# Instruction
Print the records below exactly as they appear.

# Supplied material

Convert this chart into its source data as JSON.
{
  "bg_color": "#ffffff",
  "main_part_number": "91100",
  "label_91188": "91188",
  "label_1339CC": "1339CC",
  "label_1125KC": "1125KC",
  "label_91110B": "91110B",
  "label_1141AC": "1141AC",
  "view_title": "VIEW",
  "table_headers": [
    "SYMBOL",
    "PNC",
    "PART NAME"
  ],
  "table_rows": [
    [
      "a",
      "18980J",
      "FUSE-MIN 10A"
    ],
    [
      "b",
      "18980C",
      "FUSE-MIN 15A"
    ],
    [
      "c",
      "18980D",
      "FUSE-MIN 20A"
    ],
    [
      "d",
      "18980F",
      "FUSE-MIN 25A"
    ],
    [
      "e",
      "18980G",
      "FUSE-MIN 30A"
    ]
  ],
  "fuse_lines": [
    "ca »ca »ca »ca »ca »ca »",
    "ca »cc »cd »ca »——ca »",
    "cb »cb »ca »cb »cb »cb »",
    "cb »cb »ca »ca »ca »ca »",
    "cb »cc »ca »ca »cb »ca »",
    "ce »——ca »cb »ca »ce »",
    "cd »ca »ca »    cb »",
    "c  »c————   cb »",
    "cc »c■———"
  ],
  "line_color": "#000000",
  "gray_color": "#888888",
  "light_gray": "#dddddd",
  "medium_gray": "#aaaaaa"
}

# Finished exercise
Convert this chart into its source data as JSON.
{
  "bg_color": "#ffffff",
  "main_part_number": "91100",
  "label_91188": "91188",
  "label_1339CC": "1339CC",
  "label_1125KC": "1125KC",
  "label_91110B": "91110B",
  "label_1141AC": "1141AC",
  "view_title": "VIEW",
  "table_headers": [
    "SYMBOL",
    "PNC",
    "PART NAME"
  ],
  "table_rows": [
    [
      "a",
      "18980J",
      "FUSE-MIN 10A"
    ],
    [
      "b",
      "18980C",
      "FUSE-MIN 15A"
    ],
    [
      "c",
      "18980D",
      "FUSE-MIN 20A"
    ],
    [
      "d",
      "18980F",
      "FUSE-MIN 25A"
    ],
    [
      "e",
      "18980G",
      "FUSE-MIN 30A"
    ]
  ],
  "fuse_lines": [
    "ca »ca »ca »ca »ca »ca »",
    "ca »cc »cd »ca »——ca »",
    "cb »cb »ca »cb »cb »cb »",
    "cb »cb »ca »ca »ca »ca »",
    "cb »cc »ca »ca »cb »ca »",
    "ce »——ca »cb »ca »ce »",
    "cd »ca »ca »    cb »",
    "c  »c————   cb »",
    "cc »c■———"
  ],
  "line_color": "#000000",
  "gray_color": "#888888",
  "light_gray": "#dddddd",
  "medium_gray": "#aaaaaa"
}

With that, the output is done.